From the entries below, copy out every line with "肖某得这种行为不违法" in it.

[BEGIN Supplied material]

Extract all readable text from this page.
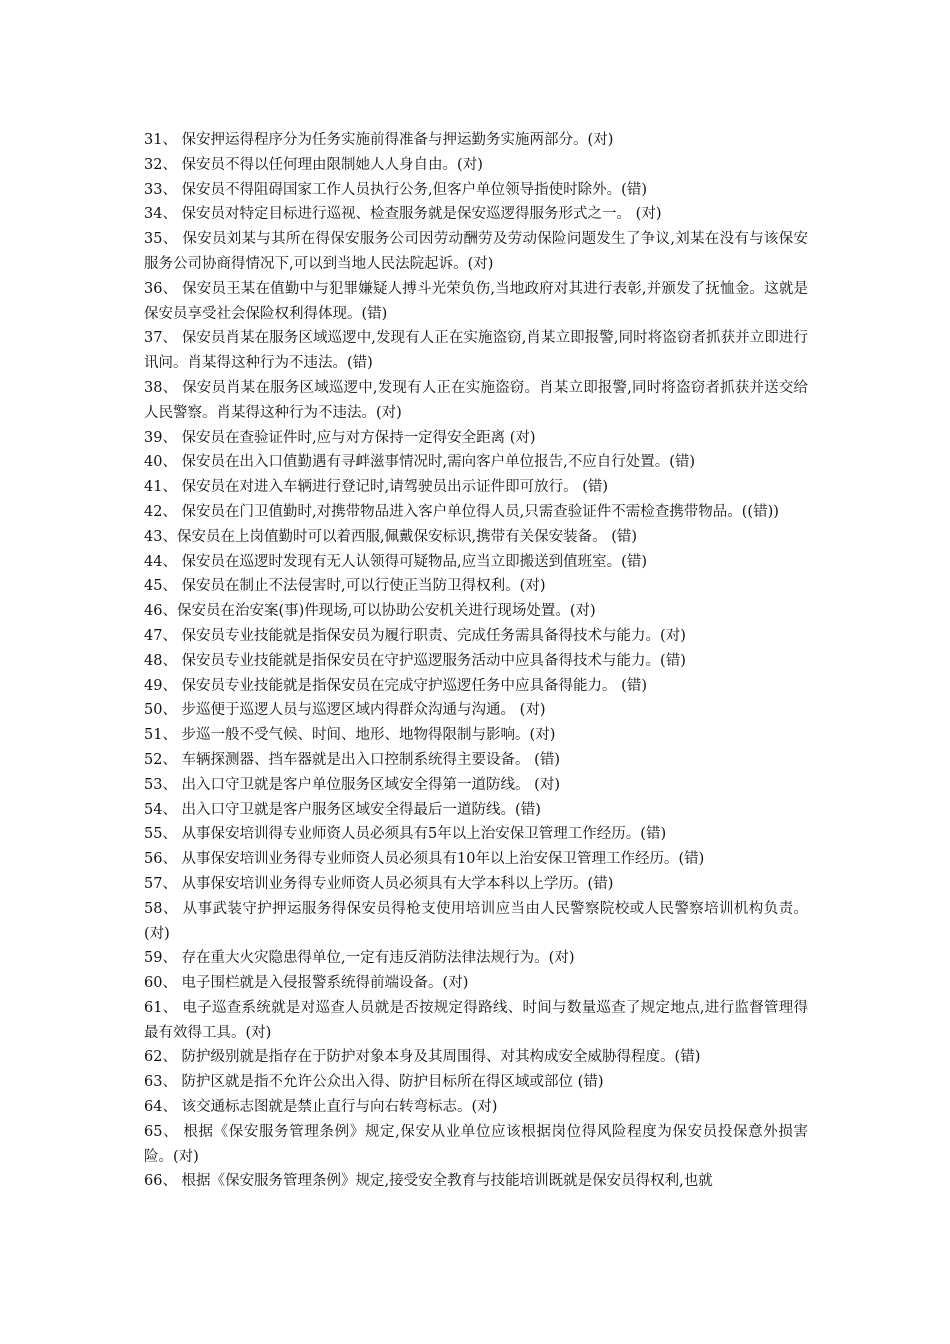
31、 保安押运得程序分为任务实施前得准备与押运勤务实施两部分。(对)

32、 保安员不得以任何理由限制她人人身自由。(对)

33、 保安员不得阻碍国家工作人员执行公务,但客户单位领导指使时除外。(错)

34、 保安员对特定目标进行巡视、检查服务就是保安巡逻得服务形式之一。 (对)

35、 保安员刘某与其所在得保安服务公司因劳动酬劳及劳动保险问题发生了争议,刘某在没有与该保安服务公司协商得情况下,可以到当地人民法院起诉。(对)

36、 保安员王某在值勤中与犯罪嫌疑人搏斗光荣负伤,当地政府对其进行表彰,并颁发了抚恤金。这就是保安员享受社会保险权利得体现。(错)

37、 保安员肖某在服务区域巡逻中,发现有人正在实施盗窃,肖某立即报警,同时将盗窃者抓获并立即进行讯问。肖某得这种行为不违法。(错)

38、 保安员肖某在服务区域巡逻中,发现有人正在实施盗窃。肖某立即报警,同时将盗窃者抓获并送交给人民警察。肖某得这种行为不违法。(对)

39、 保安员在查验证件时,应与对方保持一定得安全距离 (对)

40、 保安员在出入口值勤遇有寻衅滋事情况时,需向客户单位报告,不应自行处置。(错)

41、 保安员在对进入车辆进行登记时,请驾驶员出示证件即可放行。 (错)

42、 保安员在门卫值勤时,对携带物品进入客户单位得人员,只需查验证件不需检查携带物品。((错))

43、保安员在上岗值勤时可以着西服,佩戴保安标识,携带有关保安装备。 (错)

44、 保安员在巡逻时发现有无人认领得可疑物品,应当立即搬送到值班室。(错)

45、 保安员在制止不法侵害时,可以行使正当防卫得权利。(对)

46、保安员在治安案(事)件现场,可以协助公安机关进行现场处置。(对)

47、 保安员专业技能就是指保安员为履行职责、完成任务需具备得技术与能力。(对)

48、 保安员专业技能就是指保安员在守护巡逻服务活动中应具备得技术与能力。(错)

49、 保安员专业技能就是指保安员在完成守护巡逻任务中应具备得能力。 (错)

50、 步巡便于巡逻人员与巡逻区域内得群众沟通与沟通。 (对)

51、 步巡一般不受气候、时间、地形、地物得限制与影响。(对)

52、 车辆探测器、挡车器就是出入口控制系统得主要设备。 (错)

53、 出入口守卫就是客户单位服务区域安全得第一道防线。 (对)

54、 出入口守卫就是客户服务区域安全得最后一道防线。(错)

55、 从事保安培训得专业师资人员必须具有5年以上治安保卫管理工作经历。(错)

56、 从事保安培训业务得专业师资人员必须具有10年以上治安保卫管理工作经历。(错)

57、 从事保安培训业务得专业师资人员必须具有大学本科以上学历。(错)

58、 从事武装守护押运服务得保安员得枪支使用培训应当由人民警察院校或人民警察培训机构负责。(对)

59、 存在重大火灾隐患得单位,一定有违反消防法律法规行为。(对)

60、 电子围栏就是入侵报警系统得前端设备。(对)

61、 电子巡查系统就是对巡查人员就是否按规定得路线、时间与数量巡查了规定地点,进行监督管理得最有效得工具。(对)

62、 防护级别就是指存在于防护对象本身及其周围得、对其构成安全威胁得程度。(错)

63、 防护区就是指不允许公众出入得、防护目标所在得区域或部位 (错)

64、 该交通标志图就是禁止直行与向右转弯标志。(对)

65、 根据《保安服务管理条例》规定,保安从业单位应该根据岗位得风险程度为保安员投保意外损害险。(对)

66、 根据《保安服务管理条例》规定,接受安全教育与技能培训既就是保安员得权利,也就
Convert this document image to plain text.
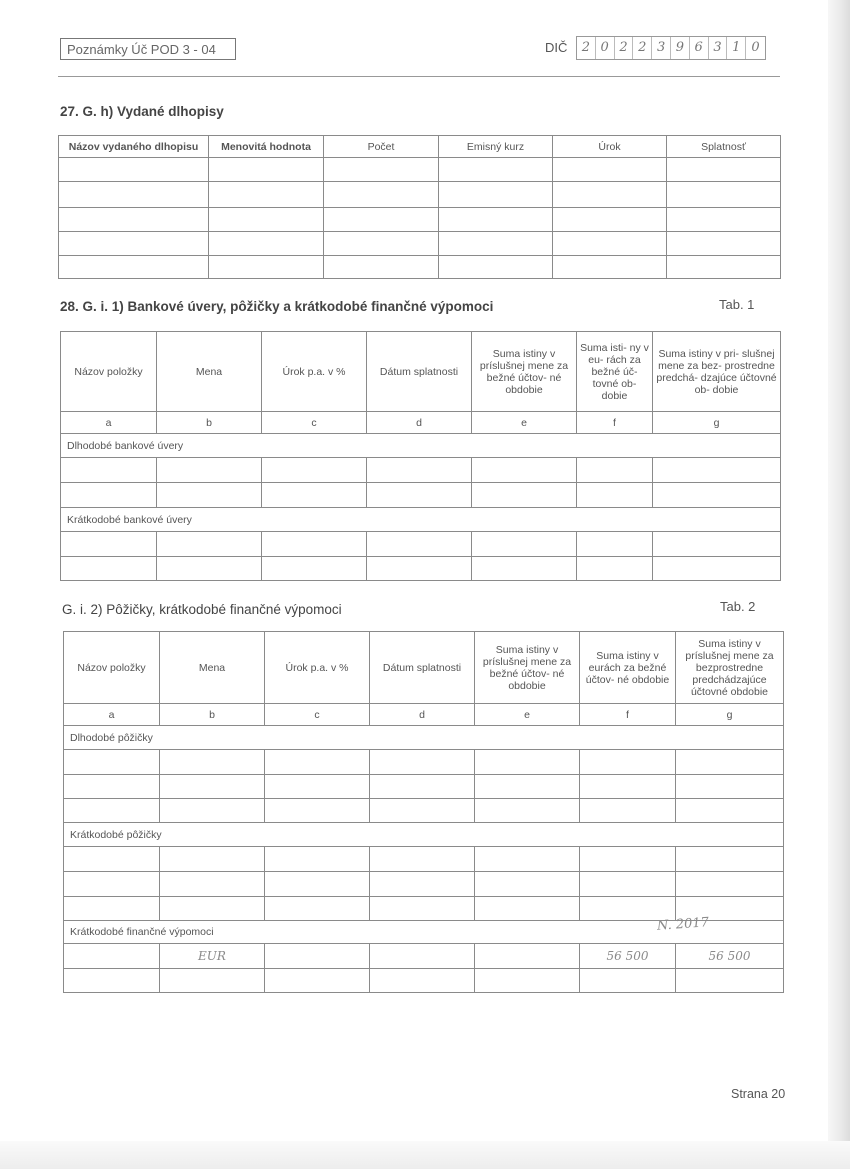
Poznámky Úč POD 3 - 04	DIČ	2 0 2 2 3 9 6 3 1 0
27. G. h) Vydané dlhopisy
Názov vydaného dlhopisu	Menovitá hodnota	Počet	Emisný kurz	Úrok	Splatnosť

28. G. i. 1) Bankové úvery, pôžičky a krátkodobé finančné výpomoci	Tab. 1
Názov položky	Mena	Úrok p.a. v %	Dátum splatnosti	Suma istiny v príslušnej mene za bežné účtov- né obdobie	Suma isti- ny v eu- rách za bežné úč- tovné ob- dobie	Suma istiny v pri- slušnej mene za bez- prostredne predchá- dzajúce účtovné ob- dobie
a	b	c	d	e	f	g
Dlhodobé bankové úvery						

Krátkodobé bankové úvery						

G. i. 2) Pôžičky, krátkodobé finančné výpomoci	Tab. 2
Názov položky	Mena	Úrok p.a. v %	Dátum splatnosti	Suma istiny v príslušnej mene za bežné účtov- né obdobie	Suma istiny v eurách za bežné účtov- né obdobie	Suma istiny v príslušnej mene za bezprostredne predchádzajúce účtovné obdobie
a	b	c	d	e	f	g
Dlhodobé pôžičky						

Krátkodobé pôžičky						

Krátkodobé finančné výpomoci						
	EUR				56 500	56 500

N. 2017
Strana 20
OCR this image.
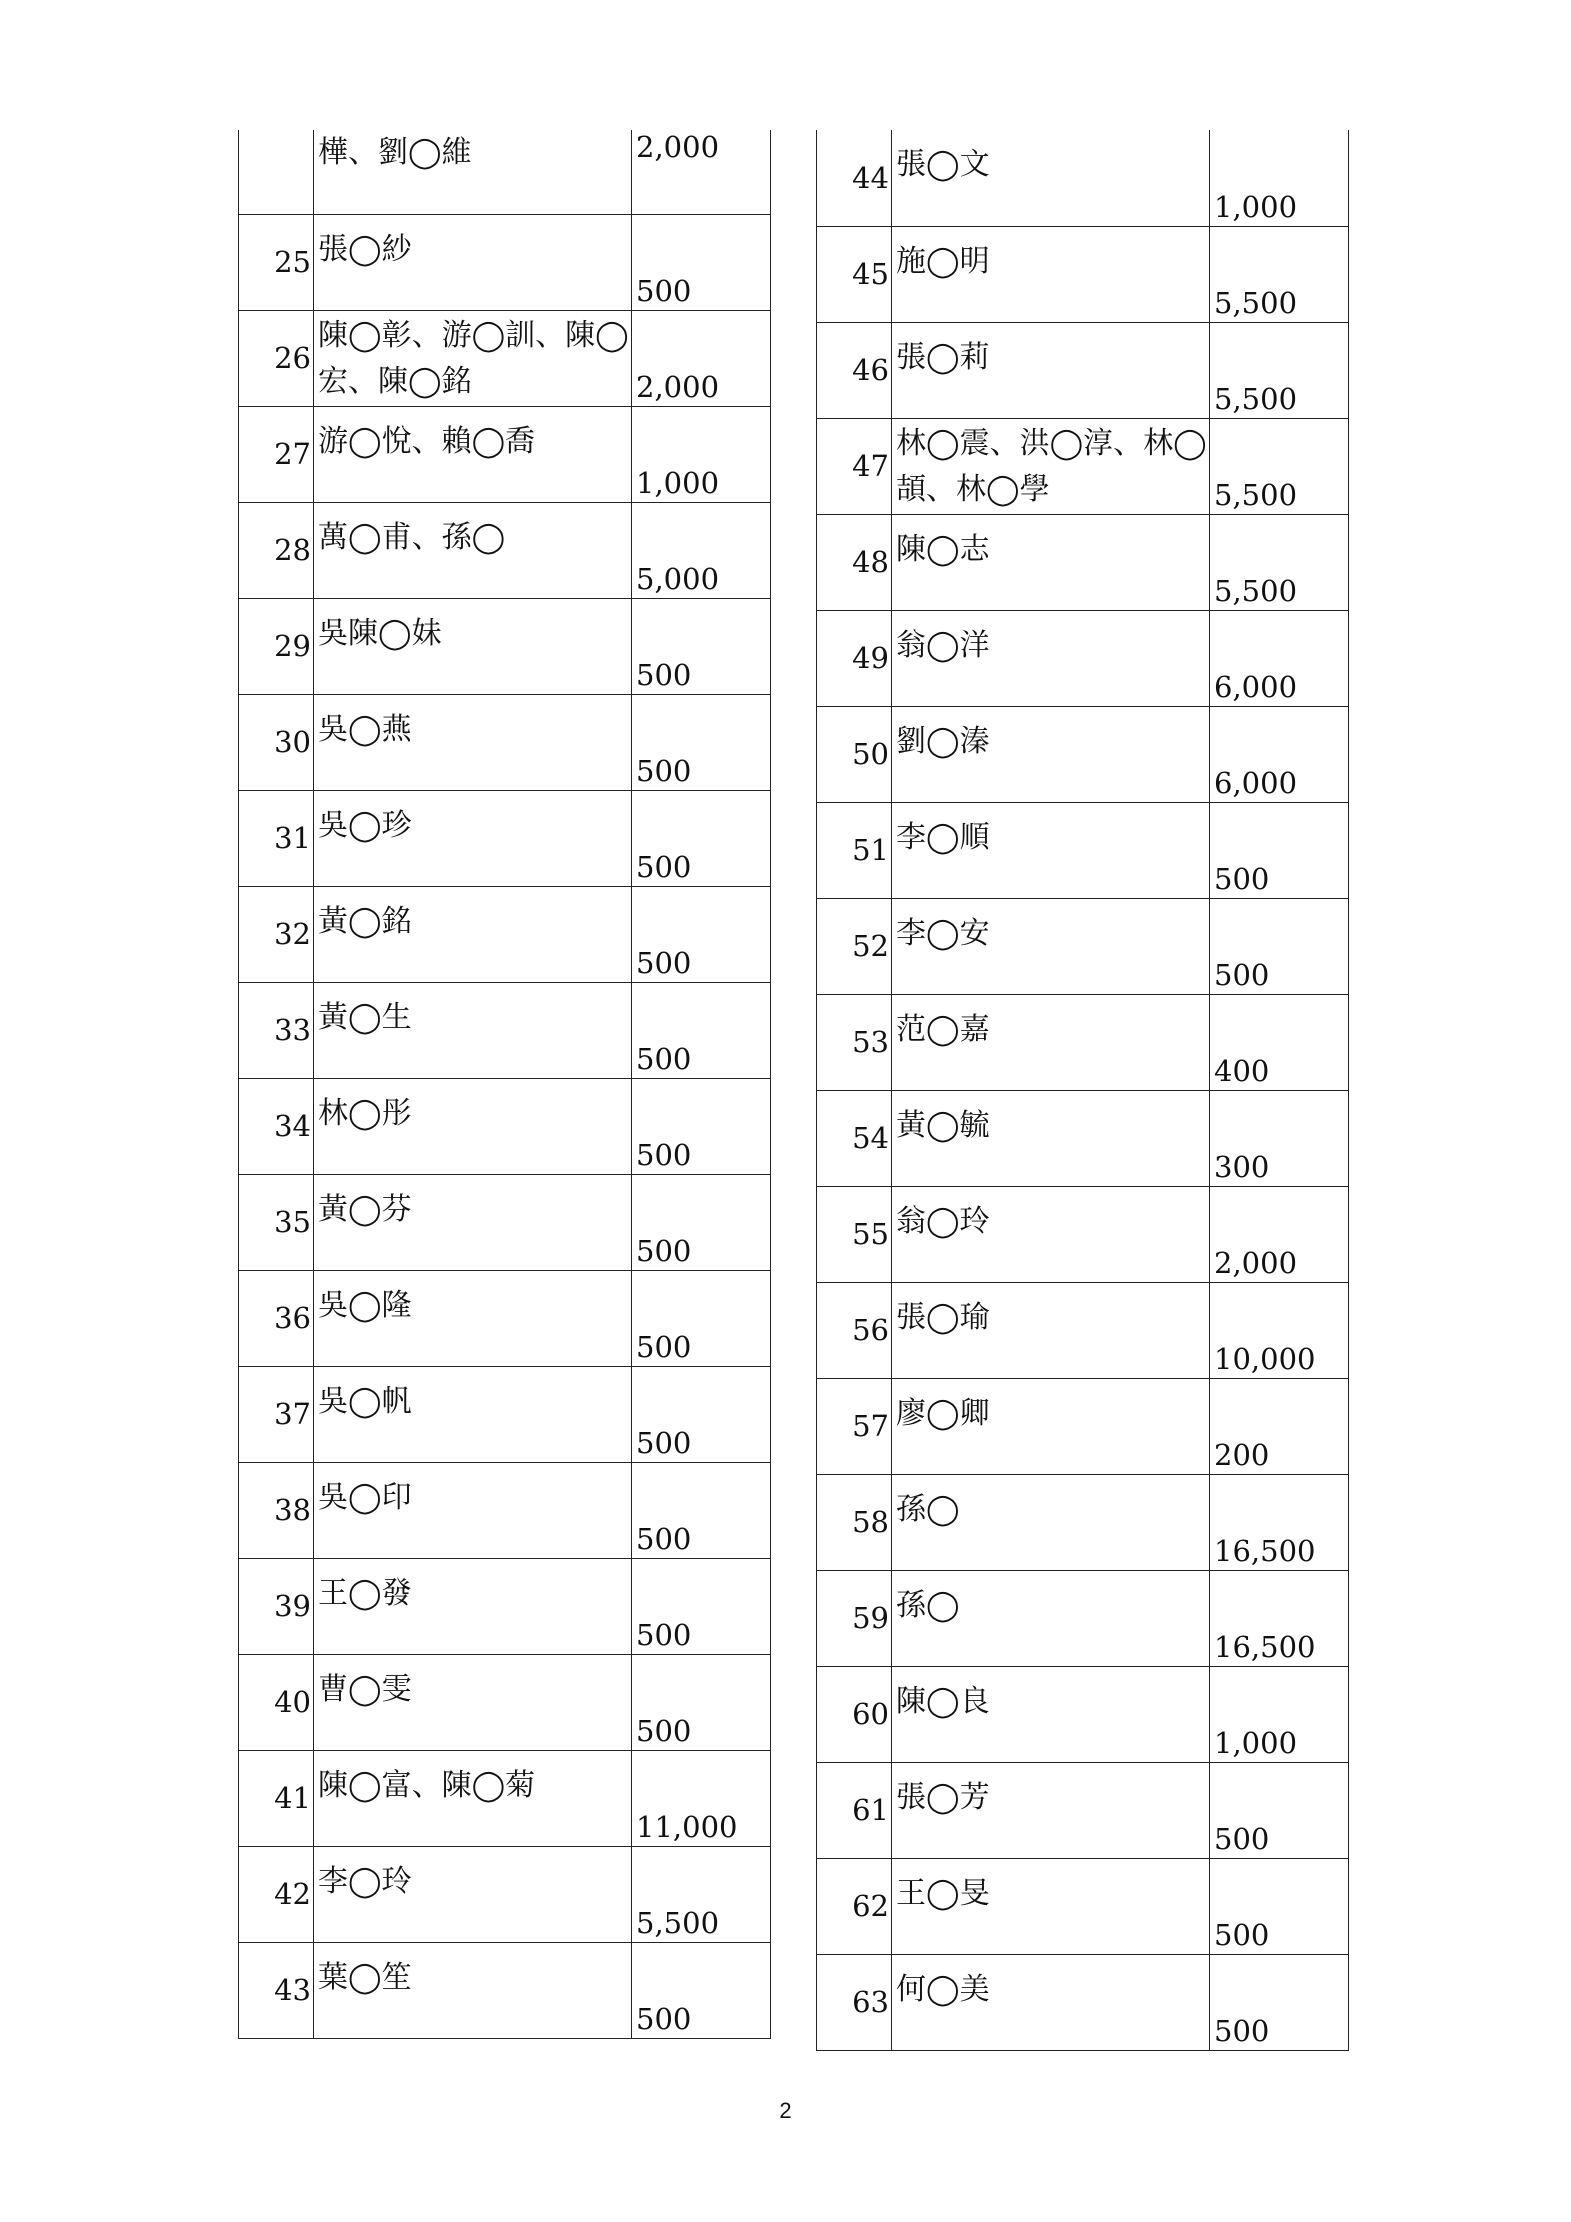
	樺、劉◯維	2,000
25	張◯紗	500
26	陳◯彰、游◯訓、陳◯宏、陳◯銘	2,000
27	游◯悅、賴◯喬	1,000
28	萬◯甫、孫◯	5,000
29	吳陳◯妹	500
30	吳◯燕	500
31	吳◯珍	500
32	黃◯銘	500
33	黃◯生	500
34	林◯彤	500
35	黃◯芬	500
36	吳◯隆	500
37	吳◯帆	500
38	吳◯印	500
39	王◯發	500
40	曹◯雯	500
41	陳◯富、陳◯菊	11,000
42	李◯玲	5,500
43	葉◯笙	500
44	張◯文	1,000
45	施◯明	5,500
46	張◯莉	5,500
47	林◯震、洪◯淳、林◯頡、林◯學	5,500
48	陳◯志	5,500
49	翁◯洋	6,000
50	劉◯溱	6,000
51	李◯順	500
52	李◯安	500
53	范◯嘉	400
54	黃◯毓	300
55	翁◯玲	2,000
56	張◯瑜	10,000
57	廖◯卿	200
58	孫◯	16,500
59	孫◯	16,500
60	陳◯良	1,000
61	張◯芳	500
62	王◯旻	500
63	何◯美	500
2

[END Supplied material]

▶ **Solution to this problem**:
37、 保安员肖某在服务区域巡逻中,发现有人正在实施盗窃,肖某立即报警,同时将盗窃者抓获并立即进行讯问。肖某得这种行为不违法。(错)
38、 保安员肖某在服务区域巡逻中,发现有人正在实施盗窃。肖某立即报警,同时将盗窃者抓获并送交给人民警察。肖某得这种行为不违法。(对)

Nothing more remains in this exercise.